* **Task instructions**
Look through the lines and report how many include the word "최댓값을", giving nothing but the number.

* **Input**

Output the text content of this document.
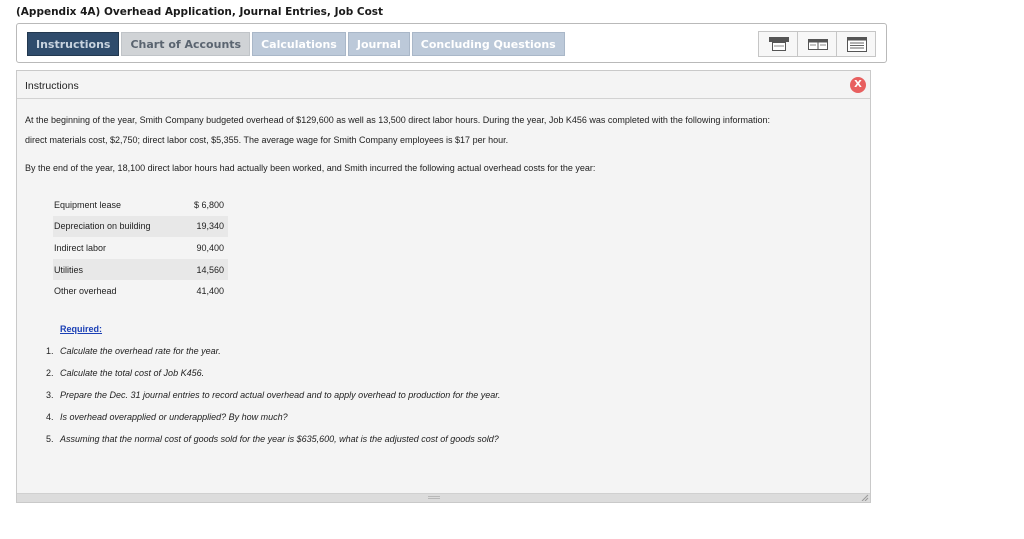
(Appendix 4A) Overhead Application, Journal Entries, Job Cost
Instructions	Chart of Accounts	Calculations	Journal	Concluding Questions
Instructions	X
At the beginning of the year, Smith Company budgeted overhead of $129,600 as well as 13,500 direct labor hours. During the year, Job K456 was completed with the following information:
direct materials cost, $2,750; direct labor cost, $5,355. The average wage for Smith Company employees is $17 per hour.
By the end of the year, 18,100 direct labor hours had actually been worked, and Smith incurred the following actual overhead costs for the year:
Equipment lease	$ 6,800
Depreciation on building	19,340
Indirect labor	90,400
Utilities	14,560
Other overhead	41,400
Required:
1. Calculate the overhead rate for the year.
2. Calculate the total cost of Job K456.
3. Prepare the Dec. 31 journal entries to record actual overhead and to apply overhead to production for the year.
4. Is overhead overapplied or underapplied? By how much?
5. Assuming that the normal cost of goods sold for the year is $635,600, what is the adjusted cost of goods sold?
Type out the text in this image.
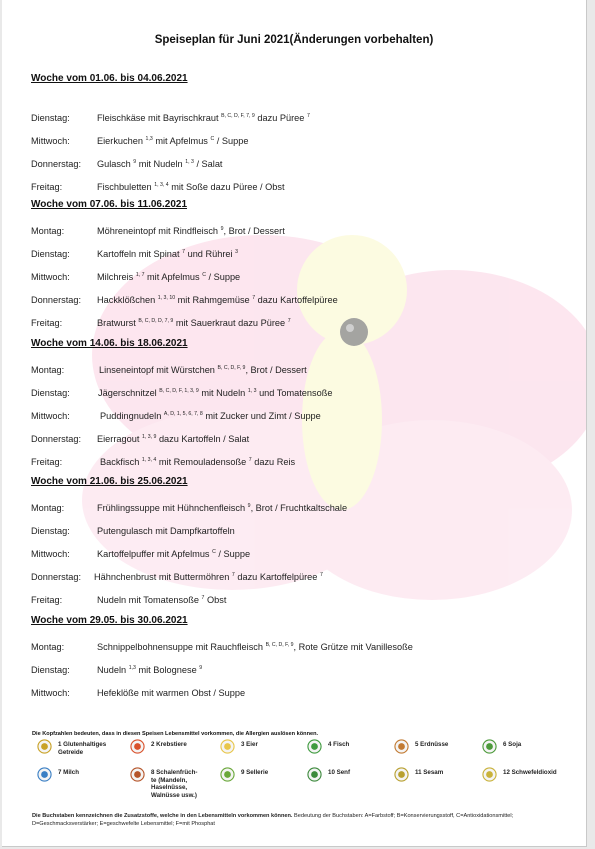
Speiseplan für Juni 2021(Änderungen vorbehalten)
Woche vom 01.06. bis 04.06.2021
Dienstag:	Fleischkäse mit Bayrischkraut $^{B, C, D, F, 7, 9}$ dazu Püree $^7$
Mittwoch:	Eierkuchen $^{1,3}$ mit Apfelmus $^C$ / Suppe
Donnerstag: Gulasch $^9$ mit Nudeln $^{1, 3}$ / Salat
Freitag:	Fischbuletten $^{1, 3, 4}$ mit Soße dazu Püree / Obst
Woche vom 07.06. bis 11.06.2021
Montag:	Möhreneintopf mit Rindfleisch $^9$, Brot / Dessert
Dienstag:	Kartoffeln mit Spinat $^7$ und Rührei $^3$
Mittwoch:	Milchreis $^{1, 7}$ mit Apfelmus $^C$ / Suppe
Donnerstag: Hackklößchen $^{1, 3, 10}$ mit Rahmgemüse $^7$ dazu Kartoffelpüree
Freitag:	Bratwurst $^{B, C, D, D, 7, 9}$ mit Sauerkraut dazu Püree $^7$
Woche vom 14.06. bis 18.06.2021
Montag:	Linseneintopf mit Würstchen $^{B, C, D, F, 9}$, Brot / Dessert
Dienstag:	Jägerschnitzel $^{B, C, D, F, 1, 3, 9}$ mit Nudeln $^{1, 3}$ und Tomatensoße
Mittwoch:	Puddingnudeln $^{A, D, 1, 5, 6, 7, 8}$ mit Zucker und Zimt / Suppe
Donnerstag: Eierragout $^{1, 3, 9}$ dazu Kartoffeln / Salat
Freitag:	Backfisch $^{1, 3, 4}$ mit Remouladensoße $^7$ dazu Reis
Woche vom 21.06. bis 25.06.2021
Montag:	Frühlingssuppe mit Hühnchenfleisch $^9$, Brot / Fruchtkaltschale
Dienstag:	Putengulasch mit Dampfkartoffeln
Mittwoch:	Kartoffelpuffer mit Apfelmus $^C$ / Suppe
Donnerstag: Hähnchenbrust mit Buttermöhren $^7$ dazu Kartoffelpüree $^7$
Freitag:	Nudeln mit Tomatensoße $^7$ Obst
Woche vom 29.05. bis 30.06.2021
Montag:	Schnippelbohnensuppe mit Rauchfleisch $^{B, C, D, F, 9}$, Rote Grütze mit Vanillesoße
Dienstag:	Nudeln $^{1,3}$ mit Bolognese $^9$
Mittwoch:	Hefeklöße mit warmen Obst / Suppe
Die Kopfzahlen bedeuten, dass in diesen Speisen Lebensmittel vorkommen, die Allergien auslösen können.
1 Glutenhaltiges
Getreide
2 Krebstiere	3 Eier	4 Fisch	5 Erdnüsse	6 Soja
7 Milch	8 Schalenfrüch-
te (Mandeln,
Haselnüsse,
Walnüsse usw.)
9 Sellerie	10 Senf	11 Sesam	12 Schwefeldioxid
Die Buchstaben kennzeichnen die Zusatzstoffe, welche in den Lebensmitteln vorkommen können. Bedeutung der Buchstaben: A=Farbstoff; B=Konservierungsstoff, C=Antioxidationsmittel; D=Geschmacksverstärker; E=geschwefelte Lebensmittel; F=mit Phosphat
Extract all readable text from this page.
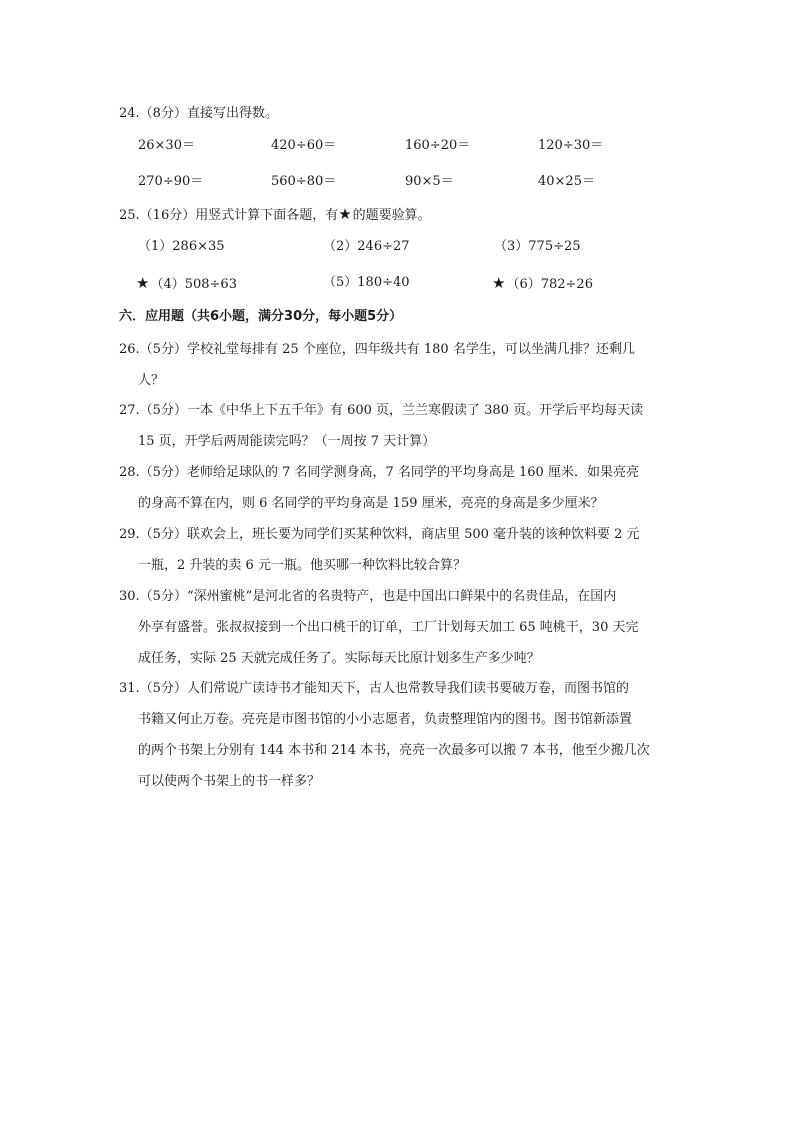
24.（8分）直接写出得数。
26×30＝	420÷60＝	160÷20＝	120÷30＝
270÷90＝	560÷80＝	90×5＝	40×25＝
25.（16分）用竖式计算下面各题，有★的题要验算。
（1）286×35	（2）246÷27	（3）775÷25
★（4）508÷63	（5）180÷40	★（6）782÷26
六．应用题（共6小题，满分30分，每小题5分）
26.（5分）学校礼堂每排有 25 个座位，四年级共有 180 名学生，可以坐满几排？还剩几
人？
27.（5分）一本《中华上下五千年》有 600 页，兰兰寒假读了 380 页。开学后平均每天读
15 页，开学后两周能读完吗？（一周按 7 天计算）
28.（5分）老师给足球队的 7 名同学测身高，7 名同学的平均身高是 160 厘米．如果亮亮
的身高不算在内，则 6 名同学的平均身高是 159 厘米，亮亮的身高是多少厘米？
29.（5分）联欢会上，班长要为同学们买某种饮料，商店里 500 毫升装的该种饮料要 2 元
一瓶，2 升装的卖 6 元一瓶。他买哪一种饮料比较合算？
30.（5分）“深州蜜桃”是河北省的名贵特产，也是中国出口鲜果中的名贵佳品，在国内
外享有盛誉。张叔叔接到一个出口桃干的订单，工厂计划每天加工 65 吨桃干，30 天完
成任务，实际 25 天就完成任务了。实际每天比原计划多生产多少吨？
31.（5分）人们常说广读诗书才能知天下，古人也常教导我们读书要破万卷，而图书馆的
书籍又何止万卷。亮亮是市图书馆的小小志愿者，负责整理馆内的图书。图书馆新添置
的两个书架上分别有 144 本书和 214 本书，亮亮一次最多可以搬 7 本书，他至少搬几次
可以使两个书架上的书一样多？
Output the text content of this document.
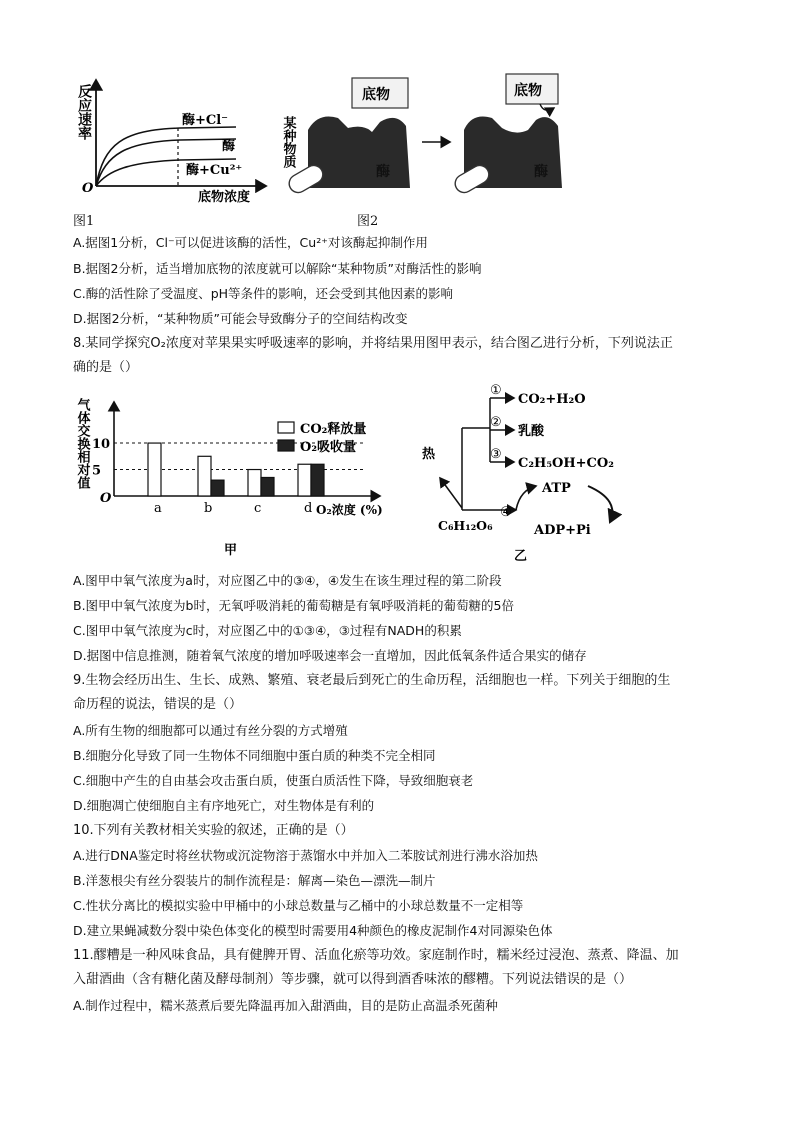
反应速率
O
底物浓度
酶+Cl⁻
酶
酶+Cu²⁺
底物
某种物质
酶
底物
酶
图1	图2
A.据图1分析，Cl⁻可以促进该酶的活性，Cu²⁺对该酶起抑制作用
B.据图2分析，适当增加底物的浓度就可以解除“某种物质”对酶活性的影响
C.酶的活性除了受温度、pH等条件的影响，还会受到其他因素的影响
D.据图2分析，“某种物质”可能会导致酶分子的空间结构改变
8.某同学探究O₂浓度对苹果果实呼吸速率的影响，并将结果用图甲表示，结合图乙进行分析，下列说法正
确的是（）
气体交换相对值
O
O₂浓度 (%)
5
10
a	b	c	d
CO₂释放量
O₂吸收量
甲
①
②
③
CO₂+H₂O
乳酸
C₂H₅OH+CO₂
热
C₆H₁₂O₆
④
ATP
ADP+Pi
乙
A.图甲中氧气浓度为a时，对应图乙中的③④，④发生在该生理过程的第二阶段
B.图甲中氧气浓度为b时，无氧呼吸消耗的葡萄糖是有氧呼吸消耗的葡萄糖的5倍
C.图甲中氧气浓度为c时，对应图乙中的①③④，③过程有NADH的积累
D.据图中信息推测，随着氧气浓度的增加呼吸速率会一直增加，因此低氧条件适合果实的储存
9.生物会经历出生、生长、成熟、繁殖、衰老最后到死亡的生命历程，活细胞也一样。下列关于细胞的生
命历程的说法，错误的是（）
A.所有生物的细胞都可以通过有丝分裂的方式增殖
B.细胞分化导致了同一生物体不同细胞中蛋白质的种类不完全相同
C.细胞中产生的自由基会攻击蛋白质，使蛋白质活性下降，导致细胞衰老
D.细胞凋亡使细胞自主有序地死亡，对生物体是有利的
10.下列有关教材相关实验的叙述，正确的是（）
A.进行DNA鉴定时将丝状物或沉淀物溶于蒸馏水中并加入二苯胺试剂进行沸水浴加热
B.洋葱根尖有丝分裂装片的制作流程是：解离—染色—漂洗—制片
C.性状分离比的模拟实验中甲桶中的小球总数量与乙桶中的小球总数量不一定相等
D.建立果蝇减数分裂中染色体变化的模型时需要用4种颜色的橡皮泥制作4对同源染色体
11.醪糟是一种风味食品，具有健脾开胃、活血化瘀等功效。家庭制作时，糯米经过浸泡、蒸煮、降温、加
入甜酒曲（含有糖化菌及酵母制剂）等步骤，就可以得到酒香味浓的醪糟。下列说法错误的是（）
A.制作过程中，糯米蒸煮后要先降温再加入甜酒曲，目的是防止高温杀死菌种
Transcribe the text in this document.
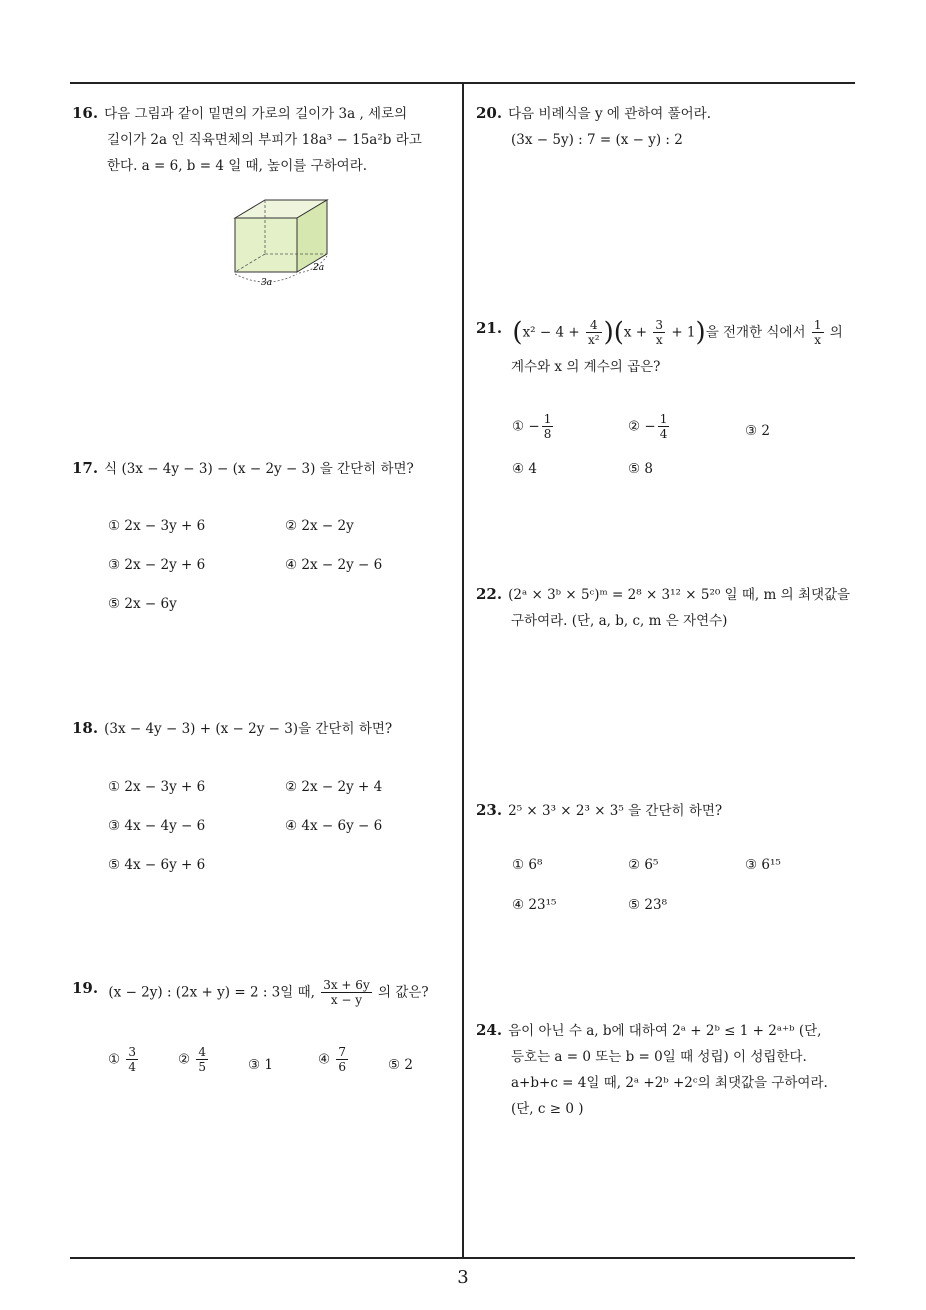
16. 다음 그림과 같이 밑면의 가로의 길이가 3a , 세로의
길이가 2a 인 직육면체의 부피가 18a³ − 15a²b 라고
한다. a = 6, b = 4 일 때, 높이를 구하여라.
3a
2a
17. 식 (3x − 4y − 3) − (x − 2y − 3) 을 간단히 하면?
① 2x − 3y + 6	② 2x − 2y
③ 2x − 2y + 6	④ 2x − 2y − 6
⑤ 2x − 6y
18. (3x − 4y − 3) + (x − 2y − 3)을 간단히 하면?
① 2x − 3y + 6	② 2x − 2y + 4
③ 4x − 4y − 6	④ 4x − 6y − 6
⑤ 4x − 6y + 6
19. (x − 2y) : (2x + y) = 2 : 3일 때, $\frac{3x + 6y}{x - y}$ 의 값은?
① $\frac{3}{4}$	② $\frac{4}{5}$	③ 1	④ $\frac{7}{6}$	⑤ 2
20. 다음 비례식을 y 에 관하여 풀어라.
(3x − 5y) : 7 = (x − y) : 2
21. $(x^2 - 4 + \frac{4}{\text{x²}} )(x + \frac{3}{x} + 1)$을 전개한 식에서 $\frac{1}{x}$ 의
계수와 x 의 계수의 곱은?
① − $\frac{1}{8}$	② − $\frac{1}{4}$	③ 2
④ 4	⑤ 8
22. (2ᵃ × 3ᵇ × 5ᶜ)ᵐ = 2⁸ × 3¹² × 5²⁰ 일 때, m 의 최댓값을
구하여라. (단, a, b, c, m 은 자연수)
23. 2⁵ × 3³ × 2³ × 3⁵ 을 간단히 하면?
① 6⁸	② 6⁵	③ 6¹⁵
④ 23¹⁵	⑤ 23⁸
24. 음이 아닌 수 a, b에 대하여 2ᵃ + 2ᵇ ≤ 1 + 2ᵃ⁺ᵇ (단,
등호는 a = 0 또는 b = 0일 때 성립) 이 성립한다.
a+b+c = 4일 때, 2ᵃ +2ᵇ +2ᶜ의 최댓값을 구하여라.
(단, c ≥ 0 )
3
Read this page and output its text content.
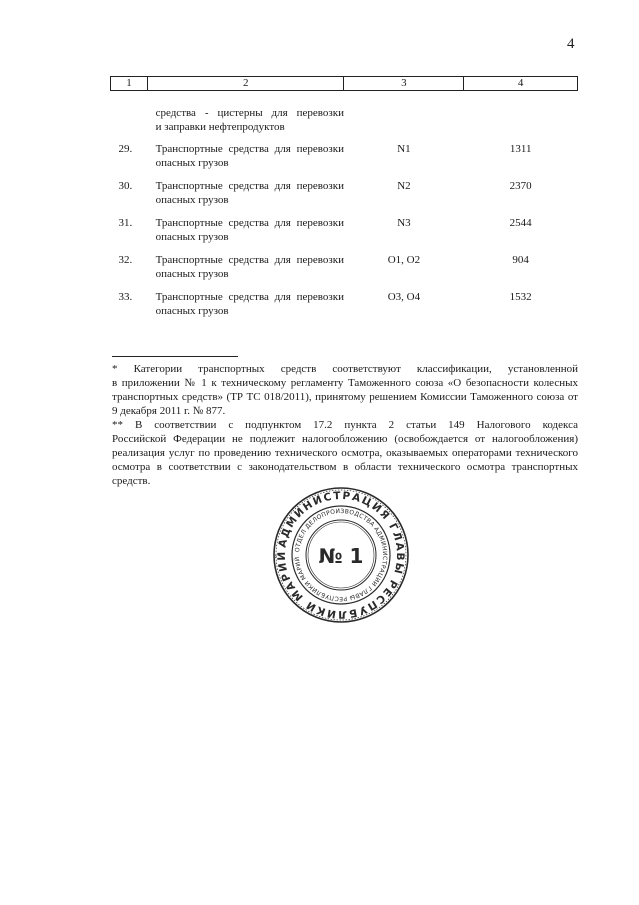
4
1	2	3	4

	средства - цистерны для перевозки
и заправки нефтепродуктов		

29.	Транспортные средства для перевозки
опасных грузов	N1	1311
30.	Транспортные средства для перевозки
опасных грузов	N2	2370
31.	Транспортные средства для перевозки
опасных грузов	N3	2544
32.	Транспортные средства для перевозки
опасных грузов	O1, O2	904
33.	Транспортные средства для перевозки
опасных грузов	O3, O4	1532

* Категории транспортных средств соответствуют классификации, установленной
в приложении № 1 к техническому регламенту Таможенного союза «О безопасности колесных транспортных средств» (ТР ТС 018/2011), принятому решением Комиссии Таможенного союза от 9 декабря 2011 г. № 877.

** В соответствии с подпунктом 17.2 пункта 2 статьи 149 Налогового кодекса
Российской Федерации не подлежит налогообложению (освобождается от налогообложения) реализация услуг по проведению технического осмотра, оказываемых операторами технического осмотра в соответствии с законодательством в области технического осмотра транспортных средств.

АДМИНИСТРАЦИЯ ГЛАВЫ РЕСПУБЛИКИ МАРИЙ
ОТДЕЛ ДЕЛОПРОИЗВОДСТВА АДМИНИСТРАЦИИ ГЛАВЫ РЕСПУБЛИКИ МАРИЙ № 1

* **The response**
2